### TASK MATERIAL:
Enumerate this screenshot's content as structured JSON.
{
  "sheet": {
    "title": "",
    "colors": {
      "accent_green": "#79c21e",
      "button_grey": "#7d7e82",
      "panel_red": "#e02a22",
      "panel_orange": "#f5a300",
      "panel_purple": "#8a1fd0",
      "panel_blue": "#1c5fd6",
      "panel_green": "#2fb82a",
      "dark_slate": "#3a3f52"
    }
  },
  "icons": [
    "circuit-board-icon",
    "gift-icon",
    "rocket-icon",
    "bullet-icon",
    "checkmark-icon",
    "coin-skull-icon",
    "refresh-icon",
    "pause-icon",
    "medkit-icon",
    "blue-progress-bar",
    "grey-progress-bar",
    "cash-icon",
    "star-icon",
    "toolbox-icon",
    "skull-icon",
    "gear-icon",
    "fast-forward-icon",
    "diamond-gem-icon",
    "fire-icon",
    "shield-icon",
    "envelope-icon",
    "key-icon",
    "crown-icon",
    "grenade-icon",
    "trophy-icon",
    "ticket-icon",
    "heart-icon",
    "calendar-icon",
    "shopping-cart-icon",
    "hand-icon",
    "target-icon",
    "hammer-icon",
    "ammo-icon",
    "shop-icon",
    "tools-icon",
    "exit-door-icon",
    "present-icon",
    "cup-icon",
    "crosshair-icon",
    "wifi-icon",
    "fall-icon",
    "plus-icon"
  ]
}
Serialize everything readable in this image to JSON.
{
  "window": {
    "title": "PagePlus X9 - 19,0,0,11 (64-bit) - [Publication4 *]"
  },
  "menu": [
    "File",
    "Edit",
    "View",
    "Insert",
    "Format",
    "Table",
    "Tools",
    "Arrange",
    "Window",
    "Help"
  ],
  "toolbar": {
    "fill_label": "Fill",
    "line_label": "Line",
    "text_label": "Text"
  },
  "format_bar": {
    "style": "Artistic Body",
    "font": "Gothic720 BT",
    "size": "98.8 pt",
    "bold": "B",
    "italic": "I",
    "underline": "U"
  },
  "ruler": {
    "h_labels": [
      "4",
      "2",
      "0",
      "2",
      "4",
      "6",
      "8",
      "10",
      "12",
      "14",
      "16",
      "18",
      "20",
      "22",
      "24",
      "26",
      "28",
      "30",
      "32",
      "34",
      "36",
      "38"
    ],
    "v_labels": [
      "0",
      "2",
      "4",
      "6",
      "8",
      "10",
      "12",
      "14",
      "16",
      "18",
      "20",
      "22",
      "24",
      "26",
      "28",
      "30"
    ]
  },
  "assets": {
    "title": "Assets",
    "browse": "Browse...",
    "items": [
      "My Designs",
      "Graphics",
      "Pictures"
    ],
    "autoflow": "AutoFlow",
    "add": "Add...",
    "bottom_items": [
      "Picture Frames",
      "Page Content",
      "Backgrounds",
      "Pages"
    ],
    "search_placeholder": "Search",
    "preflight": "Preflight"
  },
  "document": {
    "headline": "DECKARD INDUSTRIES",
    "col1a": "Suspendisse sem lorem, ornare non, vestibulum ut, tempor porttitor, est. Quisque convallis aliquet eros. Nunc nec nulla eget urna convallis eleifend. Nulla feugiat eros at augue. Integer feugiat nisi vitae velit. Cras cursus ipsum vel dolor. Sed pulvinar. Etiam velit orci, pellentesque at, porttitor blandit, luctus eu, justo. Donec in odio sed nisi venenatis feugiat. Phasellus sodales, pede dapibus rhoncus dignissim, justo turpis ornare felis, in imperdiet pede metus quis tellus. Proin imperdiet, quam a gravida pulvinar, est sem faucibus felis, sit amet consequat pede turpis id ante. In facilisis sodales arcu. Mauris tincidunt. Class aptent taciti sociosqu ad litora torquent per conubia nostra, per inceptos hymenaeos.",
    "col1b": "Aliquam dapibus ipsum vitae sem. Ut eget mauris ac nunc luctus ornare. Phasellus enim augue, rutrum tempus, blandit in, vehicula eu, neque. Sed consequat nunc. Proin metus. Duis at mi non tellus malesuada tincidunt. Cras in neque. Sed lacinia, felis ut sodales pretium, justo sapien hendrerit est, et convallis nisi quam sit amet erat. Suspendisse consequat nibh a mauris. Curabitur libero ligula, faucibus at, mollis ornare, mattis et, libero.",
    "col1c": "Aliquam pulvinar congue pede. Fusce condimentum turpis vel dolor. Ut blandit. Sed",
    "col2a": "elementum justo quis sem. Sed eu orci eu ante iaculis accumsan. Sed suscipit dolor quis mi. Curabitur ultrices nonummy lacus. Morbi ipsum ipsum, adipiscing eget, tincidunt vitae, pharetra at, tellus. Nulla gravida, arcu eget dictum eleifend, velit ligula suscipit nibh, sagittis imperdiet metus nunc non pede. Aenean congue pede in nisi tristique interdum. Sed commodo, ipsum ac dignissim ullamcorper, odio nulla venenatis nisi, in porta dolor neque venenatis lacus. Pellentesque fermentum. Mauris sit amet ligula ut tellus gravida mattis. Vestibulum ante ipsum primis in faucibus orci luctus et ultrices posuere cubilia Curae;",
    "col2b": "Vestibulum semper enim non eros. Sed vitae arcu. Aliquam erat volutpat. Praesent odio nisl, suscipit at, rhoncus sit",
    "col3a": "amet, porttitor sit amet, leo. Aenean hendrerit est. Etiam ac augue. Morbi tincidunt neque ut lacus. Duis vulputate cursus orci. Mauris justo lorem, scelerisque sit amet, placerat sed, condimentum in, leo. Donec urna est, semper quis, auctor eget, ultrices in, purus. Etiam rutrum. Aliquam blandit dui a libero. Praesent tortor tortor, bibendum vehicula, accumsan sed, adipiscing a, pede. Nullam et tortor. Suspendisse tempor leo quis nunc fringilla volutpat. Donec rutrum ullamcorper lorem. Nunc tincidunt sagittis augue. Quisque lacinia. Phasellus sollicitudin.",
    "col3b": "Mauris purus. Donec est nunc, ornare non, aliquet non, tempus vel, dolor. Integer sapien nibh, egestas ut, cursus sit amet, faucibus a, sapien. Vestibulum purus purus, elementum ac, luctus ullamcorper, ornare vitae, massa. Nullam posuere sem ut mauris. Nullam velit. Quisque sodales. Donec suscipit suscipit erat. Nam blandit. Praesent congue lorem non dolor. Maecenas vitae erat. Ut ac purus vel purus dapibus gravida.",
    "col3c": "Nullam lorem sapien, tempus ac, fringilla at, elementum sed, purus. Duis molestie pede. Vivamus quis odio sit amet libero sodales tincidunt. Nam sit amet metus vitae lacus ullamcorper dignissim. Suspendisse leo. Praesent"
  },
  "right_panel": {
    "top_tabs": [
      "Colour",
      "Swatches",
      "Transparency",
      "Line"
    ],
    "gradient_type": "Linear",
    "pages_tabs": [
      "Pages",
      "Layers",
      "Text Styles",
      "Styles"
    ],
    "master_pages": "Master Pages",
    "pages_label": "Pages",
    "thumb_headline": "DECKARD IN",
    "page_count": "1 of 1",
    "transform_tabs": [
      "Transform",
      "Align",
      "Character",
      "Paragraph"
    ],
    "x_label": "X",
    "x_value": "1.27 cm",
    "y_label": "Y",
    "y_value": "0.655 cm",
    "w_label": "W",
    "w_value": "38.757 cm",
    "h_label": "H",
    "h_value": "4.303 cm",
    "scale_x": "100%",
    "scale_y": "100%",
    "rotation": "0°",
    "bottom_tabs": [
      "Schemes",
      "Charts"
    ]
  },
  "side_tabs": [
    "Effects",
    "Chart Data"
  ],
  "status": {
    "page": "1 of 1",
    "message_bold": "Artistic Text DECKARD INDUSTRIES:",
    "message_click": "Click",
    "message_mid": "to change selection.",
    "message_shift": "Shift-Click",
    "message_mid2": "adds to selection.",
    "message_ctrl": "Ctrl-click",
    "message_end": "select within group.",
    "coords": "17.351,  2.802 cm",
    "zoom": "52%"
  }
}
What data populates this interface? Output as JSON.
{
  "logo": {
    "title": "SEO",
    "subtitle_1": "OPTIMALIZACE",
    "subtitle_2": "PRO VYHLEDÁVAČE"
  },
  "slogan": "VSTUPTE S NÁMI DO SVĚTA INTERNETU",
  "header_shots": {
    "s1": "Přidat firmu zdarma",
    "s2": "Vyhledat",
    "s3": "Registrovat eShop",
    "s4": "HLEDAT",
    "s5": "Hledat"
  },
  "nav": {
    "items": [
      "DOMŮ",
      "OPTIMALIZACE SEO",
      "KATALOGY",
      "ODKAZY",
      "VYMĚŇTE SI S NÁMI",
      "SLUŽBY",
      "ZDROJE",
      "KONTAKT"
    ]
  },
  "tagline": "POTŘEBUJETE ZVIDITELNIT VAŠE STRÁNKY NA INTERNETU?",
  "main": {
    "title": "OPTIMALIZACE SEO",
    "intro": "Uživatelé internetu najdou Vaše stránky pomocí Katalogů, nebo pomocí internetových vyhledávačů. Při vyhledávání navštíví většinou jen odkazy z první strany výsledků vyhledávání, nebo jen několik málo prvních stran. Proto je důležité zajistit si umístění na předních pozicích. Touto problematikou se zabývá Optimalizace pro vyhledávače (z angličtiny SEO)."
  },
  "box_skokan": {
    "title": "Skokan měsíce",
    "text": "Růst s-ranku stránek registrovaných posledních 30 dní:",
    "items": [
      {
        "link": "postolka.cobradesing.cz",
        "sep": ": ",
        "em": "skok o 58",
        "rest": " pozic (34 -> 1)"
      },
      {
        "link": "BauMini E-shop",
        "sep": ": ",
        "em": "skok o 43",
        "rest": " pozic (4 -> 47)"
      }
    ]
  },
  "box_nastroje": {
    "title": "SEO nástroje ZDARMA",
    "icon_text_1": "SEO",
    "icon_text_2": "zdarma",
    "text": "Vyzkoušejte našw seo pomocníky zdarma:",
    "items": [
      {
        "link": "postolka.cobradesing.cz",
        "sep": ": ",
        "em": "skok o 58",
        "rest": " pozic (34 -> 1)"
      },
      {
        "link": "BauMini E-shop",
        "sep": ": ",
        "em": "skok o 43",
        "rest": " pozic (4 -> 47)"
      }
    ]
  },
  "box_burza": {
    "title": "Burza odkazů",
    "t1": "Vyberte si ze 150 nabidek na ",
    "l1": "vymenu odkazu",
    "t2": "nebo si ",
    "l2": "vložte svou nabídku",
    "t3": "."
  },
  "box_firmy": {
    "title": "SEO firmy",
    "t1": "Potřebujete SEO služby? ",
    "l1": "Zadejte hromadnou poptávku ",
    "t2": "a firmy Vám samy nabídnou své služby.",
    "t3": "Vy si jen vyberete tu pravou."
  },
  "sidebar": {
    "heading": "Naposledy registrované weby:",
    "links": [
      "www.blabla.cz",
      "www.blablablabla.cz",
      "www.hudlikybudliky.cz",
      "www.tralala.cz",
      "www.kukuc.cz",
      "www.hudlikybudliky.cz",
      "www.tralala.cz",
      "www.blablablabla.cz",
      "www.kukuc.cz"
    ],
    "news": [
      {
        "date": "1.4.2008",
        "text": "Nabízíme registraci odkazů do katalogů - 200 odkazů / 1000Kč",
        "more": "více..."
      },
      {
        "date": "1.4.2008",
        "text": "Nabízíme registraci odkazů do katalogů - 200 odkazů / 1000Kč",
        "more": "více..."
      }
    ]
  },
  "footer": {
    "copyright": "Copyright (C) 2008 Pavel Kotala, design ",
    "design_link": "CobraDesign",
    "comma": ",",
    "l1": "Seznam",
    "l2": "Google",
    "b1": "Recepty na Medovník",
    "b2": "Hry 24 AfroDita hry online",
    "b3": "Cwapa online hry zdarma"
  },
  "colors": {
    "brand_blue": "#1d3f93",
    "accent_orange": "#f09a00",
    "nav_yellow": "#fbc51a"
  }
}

### YOUR GOAL:
Extract every line of the records above that contains the word "suscipit".

### IN RESPONSE:
    "col2a": "elementum justo quis sem. Sed eu orci eu ante iaculis accumsan. Sed suscipit dolor quis mi. Curabitur ultrices nonummy lacus. Morbi ipsum ipsum, adipiscing eget, tincidunt vitae, pharetra at, tellus. Nulla gravida, arcu eget dictum eleifend, velit ligula suscipit nibh, sagittis imperdiet metus nunc non pede. Aenean congue pede in nisi tristique interdum. Sed commodo, ipsum ac dignissim ullamcorper, odio nulla venenatis nisi, in porta dolor neque venenatis lacus. Pellentesque fermentum. Mauris sit amet ligula ut tellus gravida mattis. Vestibulum ante ipsum primis in faucibus orci luctus et ultrices posuere cubilia Curae;",
    "col2b": "Vestibulum semper enim non eros. Sed vitae arcu. Aliquam erat volutpat. Praesent odio nisl, suscipit at, rhoncus sit",
    "col3b": "Mauris purus. Donec est nunc, ornare non, aliquet non, tempus vel, dolor. Integer sapien nibh, egestas ut, cursus sit amet, faucibus a, sapien. Vestibulum purus purus, elementum ac, luctus ullamcorper, ornare vitae, massa. Nullam posuere sem ut mauris. Nullam velit. Quisque sodales. Donec suscipit suscipit erat. Nam blandit. Praesent congue lorem non dolor. Maecenas vitae erat. Ut ac purus vel purus dapibus gravida.",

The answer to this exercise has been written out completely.